[Exercise directions]
In the forum thread, what does the poster rub around Cotton's paw to stop the licking?

[Provided passage]

The parallels between dogs and humans in our house is uncanny. Everyone takes it as a compliment. DS loves "good boy" as a term of endearment. He thinks it's funny that someone could be saying it to him OR the dog, and he'll accept it on behalf of both. The other day I asked if he finished his math and he said, "Of course, I'm a good boy," in the funny way he says it and I thought, I wonder if anyone outside of our family would get the joke or if they think we treat our kids like dogs. It's more like we treat our dog like a human child.


----------



## Mikki (May 6, 2018)

EvaE1izabeth said:


> * It's more like we treat our dog like a human child*.


*
WHAT'S THAT! Dog's are not Furry Human Children? :surprise:​*


----------



## JaJa (Jun 28, 2020)

You two are funny also🤣 Ed and I (me) have joked for years that he is just as needy as the dogs. If he does something simple like put his dishes in the sink I’ll pat his head and say “Atta boy, mommy loves you.” Then we both crack up. Our sons keep distinguishing between themselves and the dogs when I reference “the boys” to other people. I just tell them we kept the two we liked-burn, Mom wins.

I hope I can meet your expectations Mikki. Cotton doesn’t just lick one area like Denver but it’s usually his paws or the couch when he decides to start again periodically. If it takes a little effort to get him to stop I rub hand lotion around his paw. He doesn’t like the taste and it helps moisturize his paw pads until I break the licking-again.


----------



## Mikki (May 6, 2018)

Sometimes Patti will go on a Licking Spree but I can usually get it stopped. If it continues a Bath works. Love the idea bout Hand Lotion on the paws, although it's usually the Butt area Patti's cleaning up. REALLY ***** & SPAN CLEAN. Time for a Butt Wipe or Bath and a little behind trimming.


----------

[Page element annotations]
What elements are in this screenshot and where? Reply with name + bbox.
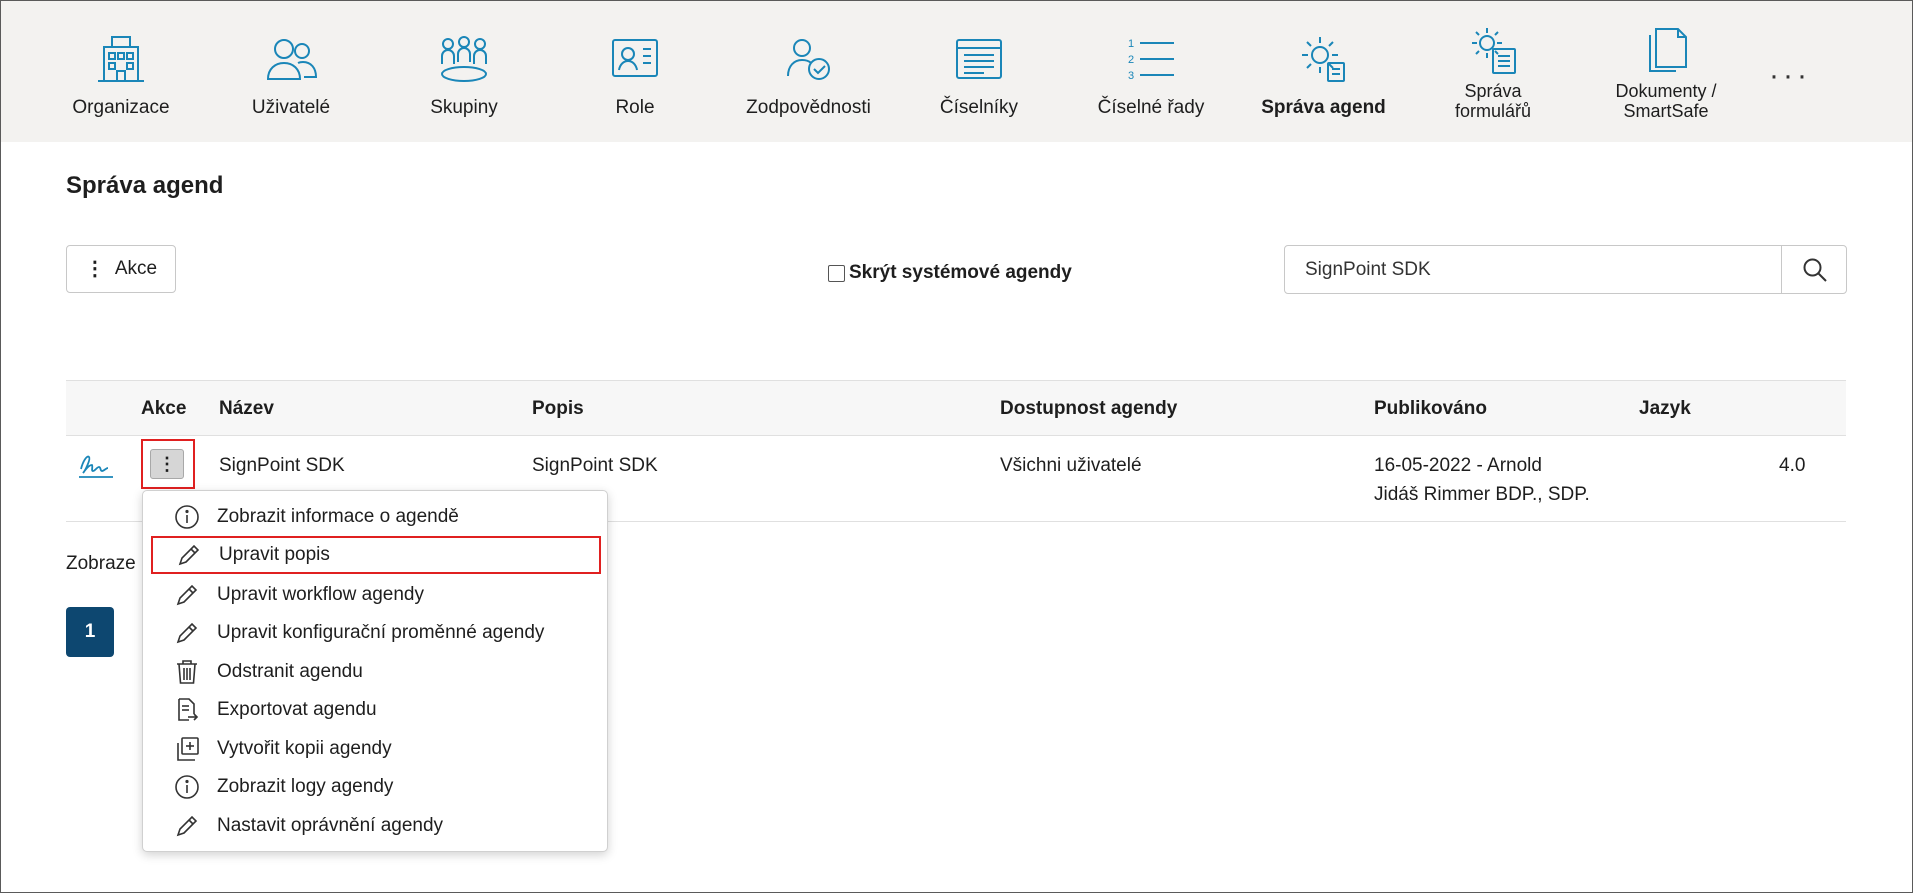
pencil-icon — [173, 581, 201, 609]
menu-item-copy[interactable]: Vytvořit kopii agendy — [151, 730, 601, 768]
menu-item-label: Upravit workflow agendy — [217, 584, 424, 605]
agenda-settings-icon — [1294, 29, 1354, 89]
nav-label: Organizace — [72, 97, 170, 118]
info-icon — [173, 503, 201, 531]
codelist-icon — [949, 29, 1009, 89]
nav-item-skupiny[interactable]: Skupiny — [399, 1, 529, 142]
cell-publikovano-line2: Jidáš Rimmer BDP., SDP. — [1374, 484, 1590, 505]
nav-label: Číselné řady — [1097, 97, 1205, 118]
search-icon — [1803, 258, 1827, 282]
cell-dostupnost: Všichni uživatelé — [1000, 455, 1142, 476]
search-box — [1284, 245, 1847, 294]
signature-icon — [77, 449, 115, 486]
page-title: Správa agend — [66, 172, 224, 199]
menu-item-edit-workflow[interactable]: Upravit workflow agendy — [151, 576, 601, 614]
documents-icon — [1636, 21, 1696, 81]
info-icon — [173, 773, 201, 801]
menu-item-label: Zobrazit informace o agendě — [217, 506, 459, 527]
nav-item-sprava-agend[interactable]: Správa agend — [1246, 1, 1401, 142]
menu-item-export[interactable]: Exportovat agendu — [151, 691, 601, 729]
menu-item-label: Exportovat agendu — [217, 699, 377, 720]
col-publikovano[interactable]: Publikováno — [1374, 398, 1487, 420]
nav-label-line1: Dokumenty / — [1615, 81, 1717, 101]
col-akce: Akce — [141, 398, 187, 419]
numbered-list-icon: 1 2 3 — [1121, 29, 1181, 89]
cell-nazev: SignPoint SDK — [219, 455, 345, 476]
menu-item-show-logs[interactable]: Zobrazit logy agendy — [151, 768, 601, 806]
nav-label-line2: formulářů — [1454, 101, 1532, 121]
menu-item-label: Odstranit agendu — [217, 661, 363, 682]
menu-item-show-info[interactable]: Zobrazit informace o agendě — [151, 498, 601, 536]
nav-label: Skupiny — [430, 97, 498, 118]
nav-item-ciselniky[interactable]: Číselníky — [914, 1, 1044, 142]
nav-label: Správa agend — [1261, 97, 1386, 118]
nav-label: Číselníky — [939, 97, 1019, 118]
actions-button[interactable]: ⋮ Akce — [66, 245, 176, 293]
menu-item-label: Zobrazit logy agendy — [217, 776, 394, 797]
nav-label: Uživatelé — [251, 97, 331, 118]
cell-publikovano: 16-05-2022 - Arnold Jidáš Rimmer BDP., S… — [1374, 451, 1590, 509]
copy-add-icon — [173, 735, 201, 763]
nav-item-sprava-formularu[interactable]: Správa formulářů — [1428, 1, 1558, 142]
search-input[interactable] — [1285, 246, 1781, 293]
svg-text:2: 2 — [1128, 54, 1134, 66]
menu-item-label: Upravit konfigurační proměnné agendy — [217, 622, 545, 643]
hide-system-label: Skrýt systémové agendy — [849, 262, 1072, 283]
form-settings-icon — [1463, 21, 1523, 81]
more-menu-icon[interactable]: ··· — [1769, 59, 1811, 93]
pagination-page-1[interactable]: 1 — [66, 607, 114, 657]
pencil-icon — [173, 619, 201, 647]
cell-publikovano-line1: 16-05-2022 - Arnold — [1374, 455, 1542, 476]
col-jazyk[interactable]: Jazyk — [1639, 398, 1691, 420]
nav-item-ciselne-rady[interactable]: 1 2 3 Číselné řady — [1076, 1, 1226, 142]
table-header: Akce Název Popis Dostupnost agendy Publi… — [66, 380, 1846, 436]
menu-item-label: Vytvořit kopii agendy — [217, 738, 392, 759]
menu-item-edit-config[interactable]: Upravit konfigurační proměnné agendy — [151, 614, 601, 652]
groups-icon — [434, 29, 494, 89]
row-actions-menu: Zobrazit informace o agendě Upravit popi… — [142, 490, 608, 852]
menu-item-delete[interactable]: Odstranit agendu — [151, 653, 601, 691]
hide-system-agendas: Skrýt systémové agendy — [828, 262, 1072, 284]
export-icon — [173, 696, 201, 724]
nav-item-dokumenty[interactable]: Dokumenty / SmartSafe — [1591, 1, 1741, 142]
role-card-icon — [605, 29, 665, 89]
trash-icon — [173, 658, 201, 686]
kebab-icon: ⋮ — [84, 258, 105, 280]
row-actions-button[interactable]: ⋮ — [150, 449, 184, 479]
svg-text:3: 3 — [1128, 70, 1134, 82]
nav-label-line1: Správa — [1464, 81, 1522, 101]
search-button[interactable] — [1781, 246, 1847, 293]
hide-system-checkbox[interactable] — [828, 264, 845, 282]
nav-label: Zodpovědnosti — [746, 97, 871, 118]
col-nazev[interactable]: Název — [219, 398, 274, 420]
col-dostupnost[interactable]: Dostupnost agendy — [1000, 398, 1177, 420]
top-navigation: Organizace Uživatelé Skupiny Role Zodpov… — [1, 1, 1912, 142]
showing-info: Zobraze — [66, 553, 136, 574]
users-icon — [261, 29, 321, 89]
actions-button-label: Akce — [114, 258, 158, 279]
nav-item-zodpovednosti[interactable]: Zodpovědnosti — [726, 1, 891, 142]
menu-item-label: Nastavit oprávnění agendy — [217, 815, 444, 836]
cell-popis: SignPoint SDK — [532, 455, 658, 476]
organization-icon — [91, 29, 151, 89]
nav-label-line2: SmartSafe — [1623, 101, 1709, 121]
menu-item-permissions[interactable]: Nastavit oprávnění agendy — [151, 807, 601, 845]
pencil-icon — [175, 541, 203, 569]
menu-item-label: Upravit popis — [219, 544, 330, 565]
menu-item-edit-description[interactable]: Upravit popis — [151, 536, 601, 574]
svg-text:1: 1 — [1128, 38, 1134, 50]
col-popis[interactable]: Popis — [532, 398, 584, 420]
cell-jazyk: 4.0 — [1779, 455, 1806, 476]
responsibility-icon — [779, 29, 839, 89]
nav-item-role[interactable]: Role — [570, 1, 700, 142]
nav-item-uzivatele[interactable]: Uživatelé — [226, 1, 356, 142]
pencil-icon — [173, 812, 201, 840]
nav-item-organizace[interactable]: Organizace — [56, 1, 186, 142]
nav-label: Role — [615, 97, 655, 118]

[Task output]
Hand lotion.